Exercise details —
Write out each line of the material again, word for word.

Figure contents as structured data —
:::::
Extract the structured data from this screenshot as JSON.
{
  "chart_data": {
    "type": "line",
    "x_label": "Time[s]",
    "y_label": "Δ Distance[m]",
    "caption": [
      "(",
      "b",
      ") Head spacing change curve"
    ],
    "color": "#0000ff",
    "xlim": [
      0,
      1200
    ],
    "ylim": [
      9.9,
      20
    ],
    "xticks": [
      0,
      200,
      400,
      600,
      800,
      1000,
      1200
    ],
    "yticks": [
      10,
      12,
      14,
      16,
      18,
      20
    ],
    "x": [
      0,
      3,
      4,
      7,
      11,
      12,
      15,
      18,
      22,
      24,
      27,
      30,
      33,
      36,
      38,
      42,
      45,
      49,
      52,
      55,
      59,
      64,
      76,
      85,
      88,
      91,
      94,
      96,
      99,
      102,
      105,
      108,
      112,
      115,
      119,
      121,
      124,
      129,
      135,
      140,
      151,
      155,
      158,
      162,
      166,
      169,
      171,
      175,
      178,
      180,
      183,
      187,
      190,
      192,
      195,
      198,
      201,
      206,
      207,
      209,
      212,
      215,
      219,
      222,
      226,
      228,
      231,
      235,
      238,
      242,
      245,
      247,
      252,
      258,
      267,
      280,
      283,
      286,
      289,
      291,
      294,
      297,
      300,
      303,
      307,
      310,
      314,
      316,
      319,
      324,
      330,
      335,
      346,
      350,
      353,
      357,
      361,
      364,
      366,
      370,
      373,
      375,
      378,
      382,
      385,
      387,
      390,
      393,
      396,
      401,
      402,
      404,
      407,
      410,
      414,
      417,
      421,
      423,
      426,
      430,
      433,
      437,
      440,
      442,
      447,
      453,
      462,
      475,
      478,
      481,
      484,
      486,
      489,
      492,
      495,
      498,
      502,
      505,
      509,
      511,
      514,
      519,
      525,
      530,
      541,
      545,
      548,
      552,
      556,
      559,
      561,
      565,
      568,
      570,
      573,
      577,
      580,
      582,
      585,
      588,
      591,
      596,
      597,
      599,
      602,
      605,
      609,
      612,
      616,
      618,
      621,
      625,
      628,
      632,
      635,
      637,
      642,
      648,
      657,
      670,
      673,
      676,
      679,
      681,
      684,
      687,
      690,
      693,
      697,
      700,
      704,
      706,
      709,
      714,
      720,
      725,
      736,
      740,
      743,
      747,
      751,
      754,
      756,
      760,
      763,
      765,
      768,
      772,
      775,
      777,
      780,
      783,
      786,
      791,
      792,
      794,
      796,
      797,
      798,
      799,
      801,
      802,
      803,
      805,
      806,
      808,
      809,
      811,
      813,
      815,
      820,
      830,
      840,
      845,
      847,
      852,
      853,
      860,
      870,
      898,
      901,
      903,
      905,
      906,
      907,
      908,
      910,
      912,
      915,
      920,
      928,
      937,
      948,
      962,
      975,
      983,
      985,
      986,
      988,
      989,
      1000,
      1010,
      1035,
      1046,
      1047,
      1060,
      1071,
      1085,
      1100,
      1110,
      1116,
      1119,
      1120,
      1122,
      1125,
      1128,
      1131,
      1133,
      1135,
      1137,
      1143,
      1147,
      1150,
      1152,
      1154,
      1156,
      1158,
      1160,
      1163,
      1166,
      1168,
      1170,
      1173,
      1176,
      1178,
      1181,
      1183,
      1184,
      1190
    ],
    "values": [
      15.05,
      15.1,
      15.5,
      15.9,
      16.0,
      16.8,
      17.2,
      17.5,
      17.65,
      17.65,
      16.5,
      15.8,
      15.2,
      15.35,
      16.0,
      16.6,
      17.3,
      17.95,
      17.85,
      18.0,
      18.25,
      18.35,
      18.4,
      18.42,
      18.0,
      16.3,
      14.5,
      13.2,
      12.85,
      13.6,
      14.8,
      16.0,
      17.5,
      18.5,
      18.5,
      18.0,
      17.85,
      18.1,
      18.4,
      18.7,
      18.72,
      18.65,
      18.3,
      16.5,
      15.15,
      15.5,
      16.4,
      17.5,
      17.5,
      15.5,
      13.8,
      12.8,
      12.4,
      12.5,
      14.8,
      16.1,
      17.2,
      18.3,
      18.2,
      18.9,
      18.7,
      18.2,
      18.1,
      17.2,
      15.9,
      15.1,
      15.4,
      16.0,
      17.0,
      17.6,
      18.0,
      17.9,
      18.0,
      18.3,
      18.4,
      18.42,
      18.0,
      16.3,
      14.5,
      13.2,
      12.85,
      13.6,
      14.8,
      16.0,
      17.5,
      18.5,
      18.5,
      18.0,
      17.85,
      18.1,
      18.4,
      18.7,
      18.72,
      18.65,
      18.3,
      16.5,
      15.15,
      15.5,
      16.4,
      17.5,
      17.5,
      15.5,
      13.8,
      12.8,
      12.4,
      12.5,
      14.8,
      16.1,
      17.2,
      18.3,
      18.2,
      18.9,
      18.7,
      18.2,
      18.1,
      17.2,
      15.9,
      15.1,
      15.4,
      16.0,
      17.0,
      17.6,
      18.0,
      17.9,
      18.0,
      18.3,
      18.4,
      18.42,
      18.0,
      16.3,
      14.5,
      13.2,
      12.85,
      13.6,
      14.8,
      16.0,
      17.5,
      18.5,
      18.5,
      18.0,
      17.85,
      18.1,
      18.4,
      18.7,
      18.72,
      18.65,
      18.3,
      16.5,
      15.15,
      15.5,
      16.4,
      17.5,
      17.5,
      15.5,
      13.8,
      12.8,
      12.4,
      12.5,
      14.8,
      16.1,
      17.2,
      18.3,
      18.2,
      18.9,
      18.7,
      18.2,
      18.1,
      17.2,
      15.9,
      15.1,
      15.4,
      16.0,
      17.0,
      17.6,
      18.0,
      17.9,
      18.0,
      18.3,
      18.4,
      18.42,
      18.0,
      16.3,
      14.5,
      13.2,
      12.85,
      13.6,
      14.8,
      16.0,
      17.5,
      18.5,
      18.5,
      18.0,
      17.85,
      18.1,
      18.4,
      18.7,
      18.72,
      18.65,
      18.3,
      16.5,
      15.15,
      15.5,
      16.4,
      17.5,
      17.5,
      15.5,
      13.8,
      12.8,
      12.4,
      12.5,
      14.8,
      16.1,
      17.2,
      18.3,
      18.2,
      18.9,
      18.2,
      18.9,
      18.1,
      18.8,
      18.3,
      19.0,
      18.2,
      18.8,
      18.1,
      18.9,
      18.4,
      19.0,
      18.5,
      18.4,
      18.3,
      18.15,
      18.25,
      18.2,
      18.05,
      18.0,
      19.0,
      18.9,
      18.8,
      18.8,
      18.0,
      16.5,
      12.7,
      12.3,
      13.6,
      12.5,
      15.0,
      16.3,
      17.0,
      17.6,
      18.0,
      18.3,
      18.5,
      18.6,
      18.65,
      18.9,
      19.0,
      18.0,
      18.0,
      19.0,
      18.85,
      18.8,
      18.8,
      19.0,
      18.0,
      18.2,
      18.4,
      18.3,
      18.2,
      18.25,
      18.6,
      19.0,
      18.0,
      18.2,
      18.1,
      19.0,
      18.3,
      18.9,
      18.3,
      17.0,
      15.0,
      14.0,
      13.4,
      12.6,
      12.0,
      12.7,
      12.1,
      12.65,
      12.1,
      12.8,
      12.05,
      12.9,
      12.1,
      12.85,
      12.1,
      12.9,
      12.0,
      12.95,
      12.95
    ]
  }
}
:::::
Task response —
Extract the structured data from this screenshot as JSON.
{
  "chart_data": {
    "type": "line",
    "x_label": "Time[s]",
    "y_label": "Δ Distance[m]",
    "caption": [
      "(",
      "b",
      ") Head spacing change curve"
    ],
    "color": "#0000ff",
    "xlim": [
      0,
      1200
    ],
    "ylim": [
      9.9,
      20
    ],
    "xticks": [
      0,
      200,
      400,
      600,
      800,
      1000,
      1200
    ],
    "yticks": [
      10,
      12,
      14,
      16,
      18,
      20
    ],
    "x": [
      0,
      3,
      4,
      7,
      11,
      12,
      15,
      18,
      22,
      24,
      27,
      30,
      33,
      36,
      38,
      42,
      45,
      49,
      52,
      55,
      59,
      64,
      76,
      85,
      88,
      91,
      94,
      96,
      99,
      102,
      105,
      108,
      112,
      115,
      119,
      121,
      124,
      129,
      135,
      140,
      151,
      155,
      158,
      162,
      166,
      169,
      171,
      175,
      178,
      180,
      183,
      187,
      190,
      192,
      195,
      198,
      201,
      206,
      207,
      209,
      212,
      215,
      219,
      222,
      226,
      228,
      231,
      235,
      238,
      242,
      245,
      247,
      252,
      258,
      267,
      280,
      283,
      286,
      289,
      291,
      294,
      297,
      300,
      303,
      307,
      310,
      314,
      316,
      319,
      324,
      330,
      335,
      346,
      350,
      353,
      357,
      361,
      364,
      366,
      370,
      373,
      375,
      378,
      382,
      385,
      387,
      390,
      393,
      396,
      401,
      402,
      404,
      407,
      410,
      414,
      417,
      421,
      423,
      426,
      430,
      433,
      437,
      440,
      442,
      447,
      453,
      462,
      475,
      478,
      481,
      484,
      486,
      489,
      492,
      495,
      498,
      502,
      505,
      509,
      511,
      514,
      519,
      525,
      530,
      541,
      545,
      548,
      552,
      556,
      559,
      561,
      565,
      568,
      570,
      573,
      577,
      580,
      582,
      585,
      588,
      591,
      596,
      597,
      599,
      602,
      605,
      609,
      612,
      616,
      618,
      621,
      625,
      628,
      632,
      635,
      637,
      642,
      648,
      657,
      670,
      673,
      676,
      679,
      681,
      684,
      687,
      690,
      693,
      697,
      700,
      704,
      706,
      709,
      714,
      720,
      725,
      736,
      740,
      743,
      747,
      751,
      754,
      756,
      760,
      763,
      765,
      768,
      772,
      775,
      777,
      780,
      783,
      786,
      791,
      792,
      794,
      796,
      797,
      798,
      799,
      801,
      802,
      803,
      805,
      806,
      808,
      809,
      811,
      813,
      815,
      820,
      830,
      840,
      845,
      847,
      852,
      853,
      860,
      870,
      898,
      901,
      903,
      905,
      906,
      907,
      908,
      910,
      912,
      915,
      920,
      928,
      937,
      948,
      962,
      975,
      983,
      985,
      986,
      988,
      989,
      1000,
      1010,
      1035,
      1046,
      1047,
      1060,
      1071,
      1085,
      1100,
      1110,
      1116,
      1119,
      1120,
      1122,
      1125,
      1128,
      1131,
      1133,
      1135,
      1137,
      1143,
      1147,
      1150,
      1152,
      1154,
      1156,
      1158,
      1160,
      1163,
      1166,
      1168,
      1170,
      1173,
      1176,
      1178,
      1181,
      1183,
      1184,
      1190
    ],
    "values": [
      15.05,
      15.1,
      15.5,
      15.9,
      16.0,
      16.8,
      17.2,
      17.5,
      17.65,
      17.65,
      16.5,
      15.8,
      15.2,
      15.35,
      16.0,
      16.6,
      17.3,
      17.95,
      17.85,
      18.0,
      18.25,
      18.35,
      18.4,
      18.42,
      18.0,
      16.3,
      14.5,
      13.2,
      12.85,
      13.6,
      14.8,
      16.0,
      17.5,
      18.5,
      18.5,
      18.0,
      17.85,
      18.1,
      18.4,
      18.7,
      18.72,
      18.65,
      18.3,
      16.5,
      15.15,
      15.5,
      16.4,
      17.5,
      17.5,
      15.5,
      13.8,
      12.8,
      12.4,
      12.5,
      14.8,
      16.1,
      17.2,
      18.3,
      18.2,
      18.9,
      18.7,
      18.2,
      18.1,
      17.2,
      15.9,
      15.1,
      15.4,
      16.0,
      17.0,
      17.6,
      18.0,
      17.9,
      18.0,
      18.3,
      18.4,
      18.42,
      18.0,
      16.3,
      14.5,
      13.2,
      12.85,
      13.6,
      14.8,
      16.0,
      17.5,
      18.5,
      18.5,
      18.0,
      17.85,
      18.1,
      18.4,
      18.7,
      18.72,
      18.65,
      18.3,
      16.5,
      15.15,
      15.5,
      16.4,
      17.5,
      17.5,
      15.5,
      13.8,
      12.8,
      12.4,
      12.5,
      14.8,
      16.1,
      17.2,
      18.3,
      18.2,
      18.9,
      18.7,
      18.2,
      18.1,
      17.2,
      15.9,
      15.1,
      15.4,
      16.0,
      17.0,
      17.6,
      18.0,
      17.9,
      18.0,
      18.3,
      18.4,
      18.42,
      18.0,
      16.3,
      14.5,
      13.2,
      12.85,
      13.6,
      14.8,
      16.0,
      17.5,
      18.5,
      18.5,
      18.0,
      17.85,
      18.1,
      18.4,
      18.7,
      18.72,
      18.65,
      18.3,
      16.5,
      15.15,
      15.5,
      16.4,
      17.5,
      17.5,
      15.5,
      13.8,
      12.8,
      12.4,
      12.5,
      14.8,
      16.1,
      17.2,
      18.3,
      18.2,
      18.9,
      18.7,
      18.2,
      18.1,
      17.2,
      15.9,
      15.1,
      15.4,
      16.0,
      17.0,
      17.6,
      18.0,
      17.9,
      18.0,
      18.3,
      18.4,
      18.42,
      18.0,
      16.3,
      14.5,
      13.2,
      12.85,
      13.6,
      14.8,
      16.0,
      17.5,
      18.5,
      18.5,
      18.0,
      17.85,
      18.1,
      18.4,
      18.7,
      18.72,
      18.65,
      18.3,
      16.5,
      15.15,
      15.5,
      16.4,
      17.5,
      17.5,
      15.5,
      13.8,
      12.8,
      12.4,
      12.5,
      14.8,
      16.1,
      17.2,
      18.3,
      18.2,
      18.9,
      18.2,
      18.9,
      18.1,
      18.8,
      18.3,
      19.0,
      18.2,
      18.8,
      18.1,
      18.9,
      18.4,
      19.0,
      18.5,
      18.4,
      18.3,
      18.15,
      18.25,
      18.2,
      18.05,
      18.0,
      19.0,
      18.9,
      18.8,
      18.8,
      18.0,
      16.5,
      12.7,
      12.3,
      13.6,
      12.5,
      15.0,
      16.3,
      17.0,
      17.6,
      18.0,
      18.3,
      18.5,
      18.6,
      18.65,
      18.9,
      19.0,
      18.0,
      18.0,
      19.0,
      18.85,
      18.8,
      18.8,
      19.0,
      18.0,
      18.2,
      18.4,
      18.3,
      18.2,
      18.25,
      18.6,
      19.0,
      18.0,
      18.2,
      18.1,
      19.0,
      18.3,
      18.9,
      18.3,
      17.0,
      15.0,
      14.0,
      13.4,
      12.6,
      12.0,
      12.7,
      12.1,
      12.65,
      12.1,
      12.8,
      12.05,
      12.9,
      12.1,
      12.85,
      12.1,
      12.9,
      12.0,
      12.95,
      12.95
    ]
  }
}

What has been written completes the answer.